__GOAL__. Please copy the rows from the line with "start-elevation: 61 m (27, 42, 56, 57)" up to and including the line with "waypoint-elevation: 263 m".

__ENTRIES__.
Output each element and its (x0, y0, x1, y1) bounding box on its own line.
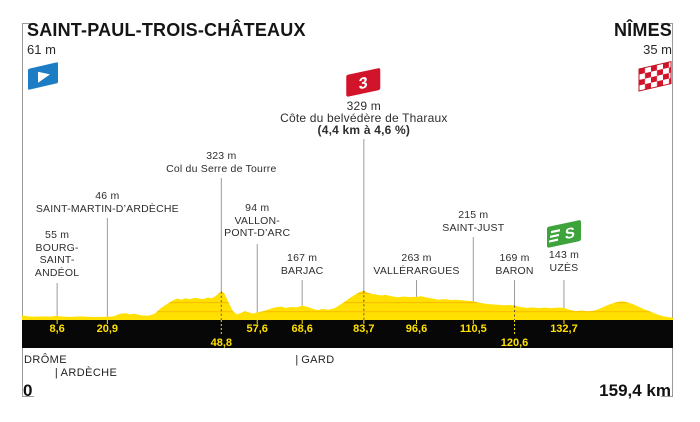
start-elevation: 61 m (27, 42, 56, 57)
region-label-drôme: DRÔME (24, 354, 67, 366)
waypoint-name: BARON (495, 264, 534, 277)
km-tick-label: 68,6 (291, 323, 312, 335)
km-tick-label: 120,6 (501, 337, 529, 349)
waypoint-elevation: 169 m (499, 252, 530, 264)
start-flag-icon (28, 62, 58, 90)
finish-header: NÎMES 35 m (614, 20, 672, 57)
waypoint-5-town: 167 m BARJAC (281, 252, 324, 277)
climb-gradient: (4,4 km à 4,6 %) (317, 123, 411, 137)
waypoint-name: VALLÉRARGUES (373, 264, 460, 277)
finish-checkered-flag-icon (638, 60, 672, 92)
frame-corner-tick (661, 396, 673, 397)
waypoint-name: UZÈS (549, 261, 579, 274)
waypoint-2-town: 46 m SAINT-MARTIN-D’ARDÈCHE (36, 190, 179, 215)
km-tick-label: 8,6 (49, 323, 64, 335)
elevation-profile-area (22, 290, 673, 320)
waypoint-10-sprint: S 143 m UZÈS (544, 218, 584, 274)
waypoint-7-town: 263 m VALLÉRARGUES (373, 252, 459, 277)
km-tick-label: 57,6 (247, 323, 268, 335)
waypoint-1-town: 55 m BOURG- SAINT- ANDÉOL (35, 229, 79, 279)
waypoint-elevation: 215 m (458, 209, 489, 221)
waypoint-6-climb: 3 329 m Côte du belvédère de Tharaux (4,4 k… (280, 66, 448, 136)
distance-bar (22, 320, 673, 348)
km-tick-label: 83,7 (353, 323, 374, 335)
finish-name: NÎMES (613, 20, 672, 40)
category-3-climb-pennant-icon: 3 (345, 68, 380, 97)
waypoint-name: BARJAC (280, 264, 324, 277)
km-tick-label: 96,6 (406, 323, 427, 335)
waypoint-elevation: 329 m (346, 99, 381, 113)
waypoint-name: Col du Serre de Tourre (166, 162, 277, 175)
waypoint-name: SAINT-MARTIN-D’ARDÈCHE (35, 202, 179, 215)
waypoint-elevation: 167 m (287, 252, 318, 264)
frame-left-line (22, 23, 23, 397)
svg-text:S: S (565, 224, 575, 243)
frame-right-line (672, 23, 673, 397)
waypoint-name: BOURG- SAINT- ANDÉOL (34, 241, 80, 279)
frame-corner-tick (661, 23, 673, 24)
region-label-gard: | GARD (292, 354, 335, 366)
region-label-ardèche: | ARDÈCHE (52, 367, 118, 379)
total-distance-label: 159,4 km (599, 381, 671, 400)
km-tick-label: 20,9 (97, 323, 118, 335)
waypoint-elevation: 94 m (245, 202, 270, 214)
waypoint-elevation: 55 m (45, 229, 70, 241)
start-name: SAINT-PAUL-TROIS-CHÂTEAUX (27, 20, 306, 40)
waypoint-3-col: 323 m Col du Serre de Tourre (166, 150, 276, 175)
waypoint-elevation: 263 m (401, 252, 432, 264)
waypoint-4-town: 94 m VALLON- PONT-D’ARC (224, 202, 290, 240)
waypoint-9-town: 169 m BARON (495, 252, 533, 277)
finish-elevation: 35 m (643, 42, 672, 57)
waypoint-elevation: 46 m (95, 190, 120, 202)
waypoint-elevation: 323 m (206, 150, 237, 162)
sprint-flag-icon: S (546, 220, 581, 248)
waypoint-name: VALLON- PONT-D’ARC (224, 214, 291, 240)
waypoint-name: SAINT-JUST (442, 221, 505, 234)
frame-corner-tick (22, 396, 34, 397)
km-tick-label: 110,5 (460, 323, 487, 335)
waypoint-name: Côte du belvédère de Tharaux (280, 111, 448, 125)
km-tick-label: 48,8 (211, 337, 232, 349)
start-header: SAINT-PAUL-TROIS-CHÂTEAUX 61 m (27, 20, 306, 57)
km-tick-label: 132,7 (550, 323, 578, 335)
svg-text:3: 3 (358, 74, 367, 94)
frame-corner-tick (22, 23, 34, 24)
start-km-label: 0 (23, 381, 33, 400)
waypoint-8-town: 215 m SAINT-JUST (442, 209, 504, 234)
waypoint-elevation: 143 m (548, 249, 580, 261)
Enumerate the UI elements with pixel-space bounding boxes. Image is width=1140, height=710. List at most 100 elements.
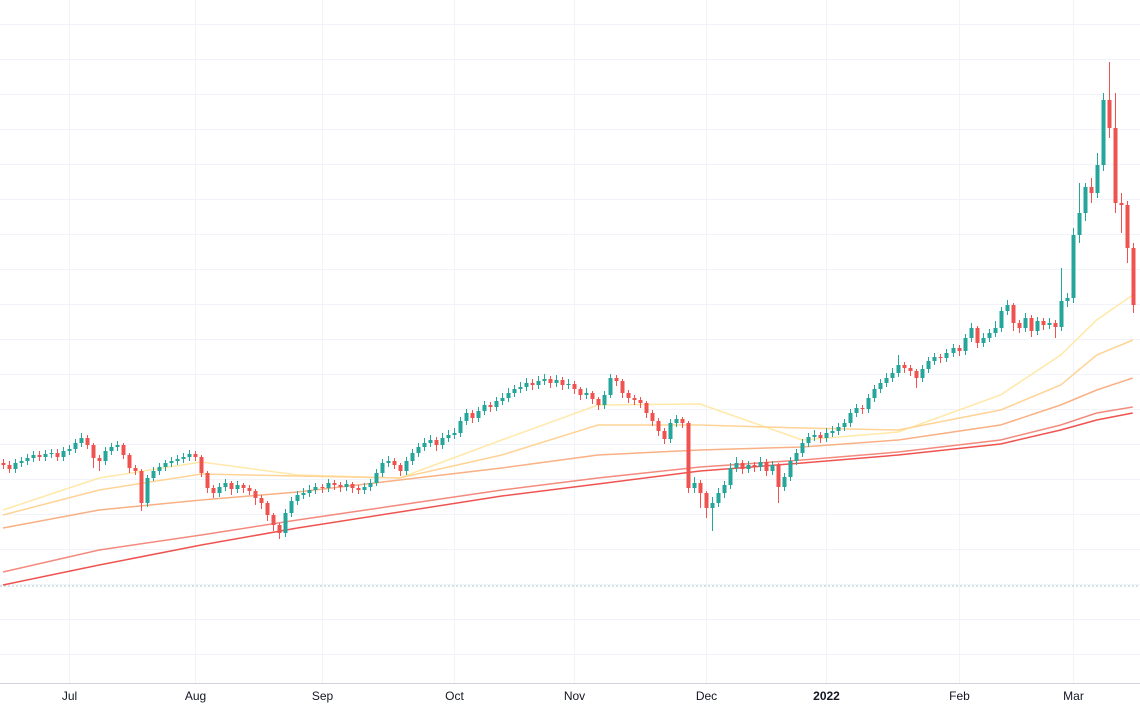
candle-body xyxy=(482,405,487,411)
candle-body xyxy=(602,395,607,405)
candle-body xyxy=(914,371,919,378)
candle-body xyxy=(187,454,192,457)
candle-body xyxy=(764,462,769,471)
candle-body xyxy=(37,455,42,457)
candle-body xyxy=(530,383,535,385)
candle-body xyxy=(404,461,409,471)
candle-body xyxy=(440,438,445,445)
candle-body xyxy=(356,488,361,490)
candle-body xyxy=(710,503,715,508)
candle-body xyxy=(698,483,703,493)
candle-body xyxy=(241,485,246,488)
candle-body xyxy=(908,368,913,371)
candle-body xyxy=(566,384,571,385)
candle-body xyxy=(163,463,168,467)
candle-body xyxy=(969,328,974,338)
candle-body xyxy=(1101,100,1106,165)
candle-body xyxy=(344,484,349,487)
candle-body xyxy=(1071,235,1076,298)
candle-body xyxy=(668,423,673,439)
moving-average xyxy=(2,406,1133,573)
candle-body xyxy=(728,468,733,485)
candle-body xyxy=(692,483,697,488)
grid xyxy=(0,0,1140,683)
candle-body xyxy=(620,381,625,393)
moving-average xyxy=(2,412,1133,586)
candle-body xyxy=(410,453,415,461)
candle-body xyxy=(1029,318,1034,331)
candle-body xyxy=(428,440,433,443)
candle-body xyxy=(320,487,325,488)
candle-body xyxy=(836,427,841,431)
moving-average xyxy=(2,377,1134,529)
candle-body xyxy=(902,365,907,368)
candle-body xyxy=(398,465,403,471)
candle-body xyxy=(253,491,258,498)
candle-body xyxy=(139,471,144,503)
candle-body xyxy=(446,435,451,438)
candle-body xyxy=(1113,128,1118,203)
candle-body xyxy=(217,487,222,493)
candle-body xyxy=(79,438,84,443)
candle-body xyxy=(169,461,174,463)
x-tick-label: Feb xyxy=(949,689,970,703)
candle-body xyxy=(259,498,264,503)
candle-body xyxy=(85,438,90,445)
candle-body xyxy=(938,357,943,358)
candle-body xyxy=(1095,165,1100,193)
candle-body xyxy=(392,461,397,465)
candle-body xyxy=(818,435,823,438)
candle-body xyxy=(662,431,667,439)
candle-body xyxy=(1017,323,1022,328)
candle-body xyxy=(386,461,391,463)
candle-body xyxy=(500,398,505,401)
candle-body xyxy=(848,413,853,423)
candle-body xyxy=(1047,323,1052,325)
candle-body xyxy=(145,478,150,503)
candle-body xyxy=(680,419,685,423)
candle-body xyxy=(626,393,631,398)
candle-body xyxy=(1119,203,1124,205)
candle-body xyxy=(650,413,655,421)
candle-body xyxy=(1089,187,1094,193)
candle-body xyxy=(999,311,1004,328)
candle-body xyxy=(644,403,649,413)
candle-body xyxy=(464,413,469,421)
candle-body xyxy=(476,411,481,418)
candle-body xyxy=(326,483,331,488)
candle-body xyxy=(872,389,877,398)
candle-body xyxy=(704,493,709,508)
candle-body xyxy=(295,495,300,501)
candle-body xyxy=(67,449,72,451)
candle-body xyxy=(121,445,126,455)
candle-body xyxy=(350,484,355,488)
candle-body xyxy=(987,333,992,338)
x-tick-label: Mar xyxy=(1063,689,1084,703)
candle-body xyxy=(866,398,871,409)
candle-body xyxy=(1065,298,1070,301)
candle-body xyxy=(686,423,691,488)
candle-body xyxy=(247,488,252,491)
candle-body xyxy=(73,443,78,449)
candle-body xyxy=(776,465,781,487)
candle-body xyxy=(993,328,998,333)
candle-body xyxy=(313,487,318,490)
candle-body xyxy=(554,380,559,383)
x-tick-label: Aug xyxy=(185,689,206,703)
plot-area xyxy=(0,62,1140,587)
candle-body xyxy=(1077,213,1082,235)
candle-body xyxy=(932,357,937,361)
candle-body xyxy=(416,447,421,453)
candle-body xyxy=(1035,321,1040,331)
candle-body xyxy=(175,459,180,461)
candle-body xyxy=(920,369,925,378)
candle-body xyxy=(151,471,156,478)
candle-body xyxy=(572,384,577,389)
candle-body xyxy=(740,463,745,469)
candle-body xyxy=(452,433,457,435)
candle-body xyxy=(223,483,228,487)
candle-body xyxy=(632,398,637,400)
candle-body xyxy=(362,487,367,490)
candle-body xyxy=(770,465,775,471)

__OUTPUT FOR THIS TASK__.
start-elevation: 61 m (27, 42, 56, 57)
region-label-drôme: DRÔME (24, 354, 67, 366)
waypoint-name: BARON (495, 264, 534, 277)
km-tick-label: 68,6 (291, 323, 312, 335)
km-tick-label: 120,6 (501, 337, 529, 349)
waypoint-elevation: 169 m (499, 252, 530, 264)
start-flag-icon (28, 62, 58, 90)
finish-header: NÎMES 35 m (614, 20, 672, 57)
waypoint-5-town: 167 m BARJAC (281, 252, 324, 277)
climb-gradient: (4,4 km à 4,6 %) (317, 123, 411, 137)
waypoint-name: VALLÉRARGUES (373, 264, 460, 277)
finish-checkered-flag-icon (638, 60, 672, 92)
frame-corner-tick (661, 396, 673, 397)
waypoint-name: UZÈS (549, 261, 579, 274)
waypoint-2-town: 46 m SAINT-MARTIN-D’ARDÈCHE (36, 190, 179, 215)
km-tick-label: 8,6 (49, 323, 64, 335)
elevation-profile-area (22, 290, 673, 320)
waypoint-10-sprint: S 143 m UZÈS (544, 218, 584, 274)
waypoint-7-town: 263 m VALLÉRARGUES (373, 252, 459, 277)
km-tick-label: 57,6 (247, 323, 268, 335)
waypoint-1-town: 55 m BOURG- SAINT- ANDÉOL (35, 229, 79, 279)
waypoint-elevation: 215 m (458, 209, 489, 221)
waypoint-6-climb: 3 329 m Côte du belvédère de Tharaux (4,4 k… (280, 66, 448, 136)
distance-bar (22, 320, 673, 348)
km-tick-label: 83,7 (353, 323, 374, 335)
finish-name: NÎMES (613, 20, 672, 40)
category-3-climb-pennant-icon: 3 (345, 68, 380, 97)
waypoint-name: BARJAC (280, 264, 324, 277)
km-tick-label: 96,6 (406, 323, 427, 335)
waypoint-elevation: 329 m (346, 99, 381, 113)
waypoint-name: Col du Serre de Tourre (166, 162, 277, 175)
waypoint-name: SAINT-MARTIN-D’ARDÈCHE (35, 202, 179, 215)
waypoint-elevation: 167 m (287, 252, 318, 264)
frame-left-line (22, 23, 23, 397)
svg-text:S: S (565, 224, 575, 243)
frame-right-line (672, 23, 673, 397)
waypoint-name: BOURG- SAINT- ANDÉOL (34, 241, 80, 279)
frame-corner-tick (661, 23, 673, 24)
region-label-gard: | GARD (292, 354, 335, 366)
region-label-ardèche: | ARDÈCHE (52, 367, 118, 379)
total-distance-label: 159,4 km (599, 381, 671, 400)
km-tick-label: 20,9 (97, 323, 118, 335)
waypoint-elevation: 94 m (245, 202, 270, 214)
waypoint-elevation: 55 m (45, 229, 70, 241)
start-name: SAINT-PAUL-TROIS-CHÂTEAUX (27, 20, 306, 40)
waypoint-3-col: 323 m Col du Serre de Tourre (166, 150, 276, 175)
waypoint-elevation: 263 m (401, 252, 432, 264)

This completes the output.